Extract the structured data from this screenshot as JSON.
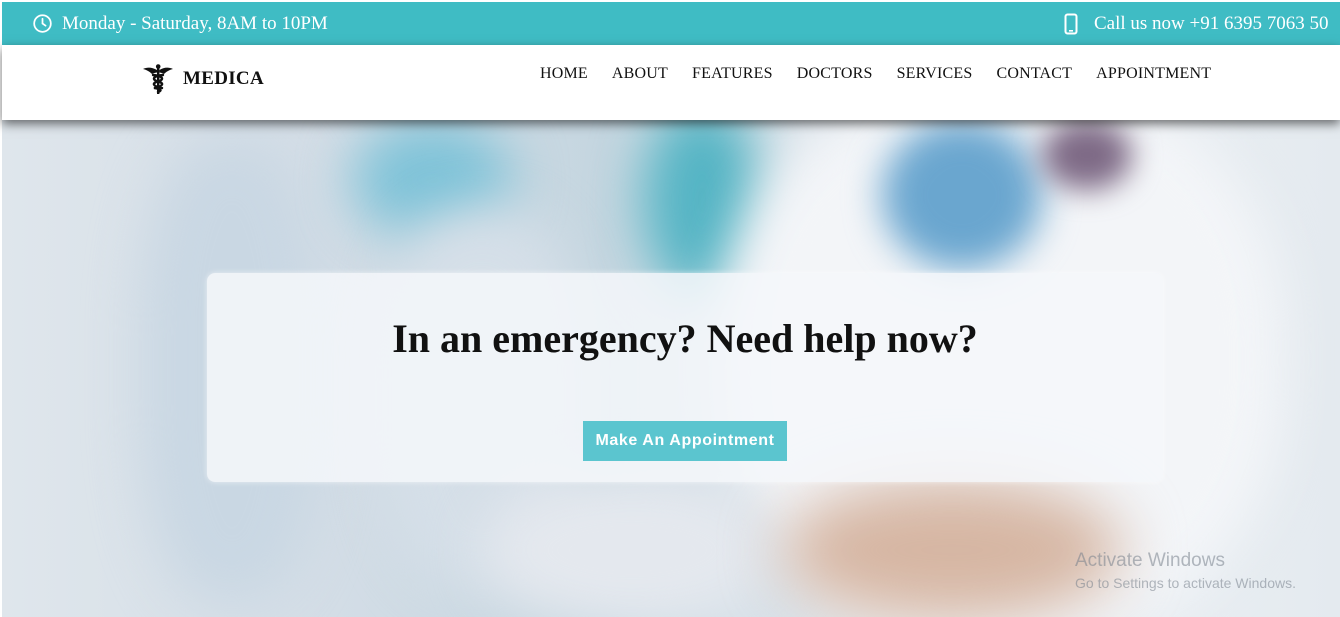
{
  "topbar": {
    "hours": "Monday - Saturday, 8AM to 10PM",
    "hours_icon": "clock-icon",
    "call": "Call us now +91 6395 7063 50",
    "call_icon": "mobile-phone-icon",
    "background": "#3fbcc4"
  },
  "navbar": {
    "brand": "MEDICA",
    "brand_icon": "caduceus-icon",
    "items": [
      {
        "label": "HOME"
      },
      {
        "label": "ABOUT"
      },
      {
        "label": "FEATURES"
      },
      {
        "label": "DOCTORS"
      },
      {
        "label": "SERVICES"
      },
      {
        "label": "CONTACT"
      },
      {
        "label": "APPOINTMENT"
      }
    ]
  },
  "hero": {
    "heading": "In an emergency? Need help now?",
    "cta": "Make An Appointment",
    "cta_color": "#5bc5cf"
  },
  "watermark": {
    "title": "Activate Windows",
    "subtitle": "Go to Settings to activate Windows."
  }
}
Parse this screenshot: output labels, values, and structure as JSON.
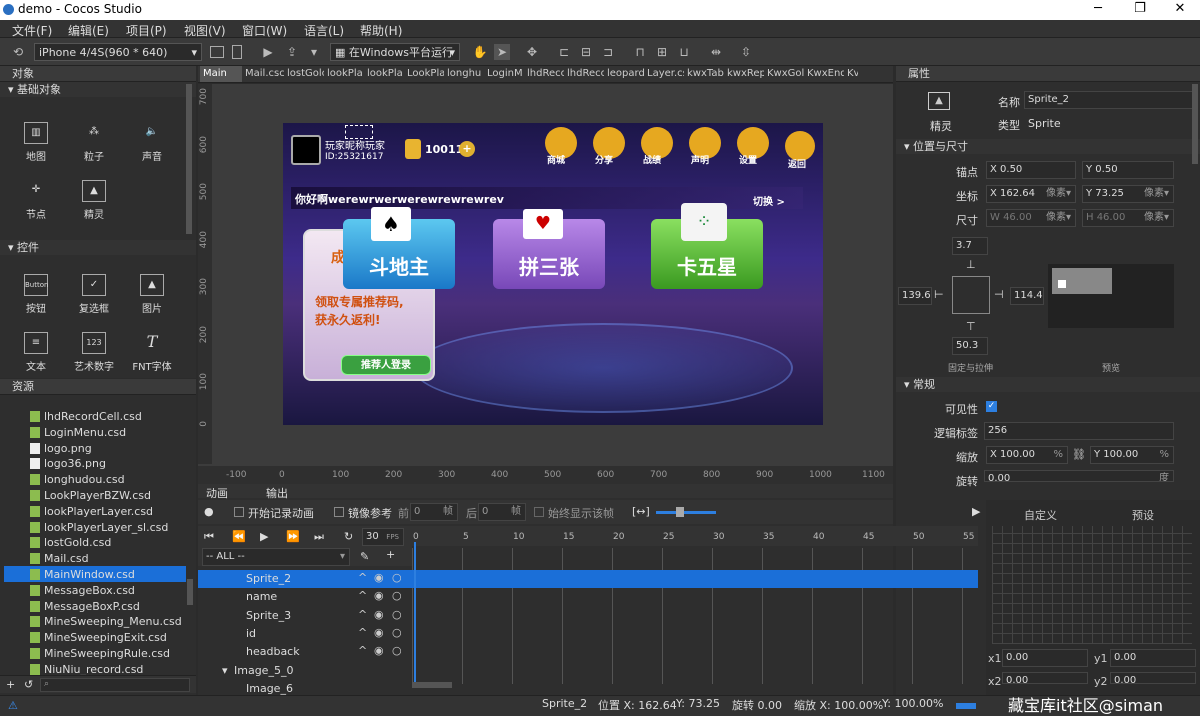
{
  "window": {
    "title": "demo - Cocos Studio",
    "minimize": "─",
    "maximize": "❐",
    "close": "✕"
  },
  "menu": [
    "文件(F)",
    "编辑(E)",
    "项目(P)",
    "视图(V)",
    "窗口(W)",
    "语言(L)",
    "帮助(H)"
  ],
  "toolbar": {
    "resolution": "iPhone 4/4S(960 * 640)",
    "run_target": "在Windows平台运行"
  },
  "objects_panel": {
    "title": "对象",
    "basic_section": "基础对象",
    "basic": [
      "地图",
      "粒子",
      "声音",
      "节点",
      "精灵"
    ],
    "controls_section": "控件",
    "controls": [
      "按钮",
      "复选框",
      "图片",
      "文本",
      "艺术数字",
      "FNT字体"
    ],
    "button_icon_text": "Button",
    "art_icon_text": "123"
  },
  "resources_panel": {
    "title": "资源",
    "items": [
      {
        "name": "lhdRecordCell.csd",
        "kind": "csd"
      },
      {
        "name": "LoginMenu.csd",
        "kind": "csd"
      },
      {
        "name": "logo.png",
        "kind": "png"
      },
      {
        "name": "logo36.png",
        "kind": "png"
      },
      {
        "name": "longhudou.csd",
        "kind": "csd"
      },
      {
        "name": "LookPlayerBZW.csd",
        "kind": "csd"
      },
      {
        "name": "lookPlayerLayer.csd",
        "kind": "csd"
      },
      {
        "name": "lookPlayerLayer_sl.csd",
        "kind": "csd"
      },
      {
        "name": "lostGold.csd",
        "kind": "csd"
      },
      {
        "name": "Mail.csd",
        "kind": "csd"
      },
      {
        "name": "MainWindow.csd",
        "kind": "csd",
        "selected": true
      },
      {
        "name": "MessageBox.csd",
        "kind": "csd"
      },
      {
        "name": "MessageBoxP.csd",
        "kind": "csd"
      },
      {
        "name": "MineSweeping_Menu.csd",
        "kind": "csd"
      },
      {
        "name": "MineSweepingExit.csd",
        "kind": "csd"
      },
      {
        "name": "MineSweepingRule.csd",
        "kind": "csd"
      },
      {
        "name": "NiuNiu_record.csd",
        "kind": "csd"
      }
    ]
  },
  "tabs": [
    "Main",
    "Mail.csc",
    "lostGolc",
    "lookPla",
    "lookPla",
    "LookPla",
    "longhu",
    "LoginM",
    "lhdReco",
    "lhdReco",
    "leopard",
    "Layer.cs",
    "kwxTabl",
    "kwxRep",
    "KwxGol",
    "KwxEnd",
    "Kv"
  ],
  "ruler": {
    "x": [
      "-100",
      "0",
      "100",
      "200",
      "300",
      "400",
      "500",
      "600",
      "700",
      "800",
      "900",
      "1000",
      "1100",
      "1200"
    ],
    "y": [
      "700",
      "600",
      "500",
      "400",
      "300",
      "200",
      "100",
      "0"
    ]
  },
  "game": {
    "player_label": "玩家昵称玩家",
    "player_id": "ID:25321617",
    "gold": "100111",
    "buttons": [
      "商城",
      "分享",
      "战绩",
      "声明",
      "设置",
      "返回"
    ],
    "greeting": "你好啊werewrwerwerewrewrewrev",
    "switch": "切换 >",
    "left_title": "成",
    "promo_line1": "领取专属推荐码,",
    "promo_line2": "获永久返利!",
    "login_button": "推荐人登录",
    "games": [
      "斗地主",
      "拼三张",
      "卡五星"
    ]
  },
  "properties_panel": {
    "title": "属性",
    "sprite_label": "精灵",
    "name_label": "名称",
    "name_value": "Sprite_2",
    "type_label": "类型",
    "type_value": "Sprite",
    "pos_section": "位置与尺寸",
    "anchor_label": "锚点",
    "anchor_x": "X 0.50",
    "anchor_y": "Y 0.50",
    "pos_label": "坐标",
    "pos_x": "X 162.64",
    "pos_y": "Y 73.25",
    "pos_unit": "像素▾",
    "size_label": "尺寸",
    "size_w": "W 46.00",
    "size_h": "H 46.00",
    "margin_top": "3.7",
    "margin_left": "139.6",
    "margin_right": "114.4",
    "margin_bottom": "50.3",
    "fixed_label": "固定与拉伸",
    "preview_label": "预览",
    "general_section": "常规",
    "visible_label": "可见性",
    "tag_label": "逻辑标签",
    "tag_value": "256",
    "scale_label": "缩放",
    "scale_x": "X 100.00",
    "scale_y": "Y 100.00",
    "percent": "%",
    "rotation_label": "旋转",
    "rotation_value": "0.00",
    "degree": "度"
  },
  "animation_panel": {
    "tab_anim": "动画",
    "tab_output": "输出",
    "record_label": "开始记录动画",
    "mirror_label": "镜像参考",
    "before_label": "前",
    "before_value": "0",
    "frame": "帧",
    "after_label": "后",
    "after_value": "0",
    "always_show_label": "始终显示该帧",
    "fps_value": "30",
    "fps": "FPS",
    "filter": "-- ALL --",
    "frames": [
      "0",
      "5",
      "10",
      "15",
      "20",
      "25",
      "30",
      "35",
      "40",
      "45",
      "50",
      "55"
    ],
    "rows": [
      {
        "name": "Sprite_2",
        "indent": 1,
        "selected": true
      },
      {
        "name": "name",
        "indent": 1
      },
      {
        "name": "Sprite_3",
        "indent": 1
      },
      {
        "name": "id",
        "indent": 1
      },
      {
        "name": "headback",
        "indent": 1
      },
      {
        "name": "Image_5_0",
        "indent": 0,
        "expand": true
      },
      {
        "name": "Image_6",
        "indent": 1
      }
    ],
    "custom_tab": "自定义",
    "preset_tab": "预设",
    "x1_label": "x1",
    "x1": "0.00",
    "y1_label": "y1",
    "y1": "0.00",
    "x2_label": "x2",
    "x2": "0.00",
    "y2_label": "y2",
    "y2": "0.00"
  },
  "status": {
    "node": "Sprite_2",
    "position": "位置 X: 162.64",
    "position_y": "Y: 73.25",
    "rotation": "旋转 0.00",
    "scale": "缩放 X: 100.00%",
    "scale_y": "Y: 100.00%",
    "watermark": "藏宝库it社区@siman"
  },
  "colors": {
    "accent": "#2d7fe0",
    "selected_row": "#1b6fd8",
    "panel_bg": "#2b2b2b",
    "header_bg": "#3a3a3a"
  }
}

━━━━━━━━

**CHALLENGE:** The word "screenshot" may occur in lines of the records. Report how many such lines there are, giving only the number.

**CORRECT RESPONSE:** 2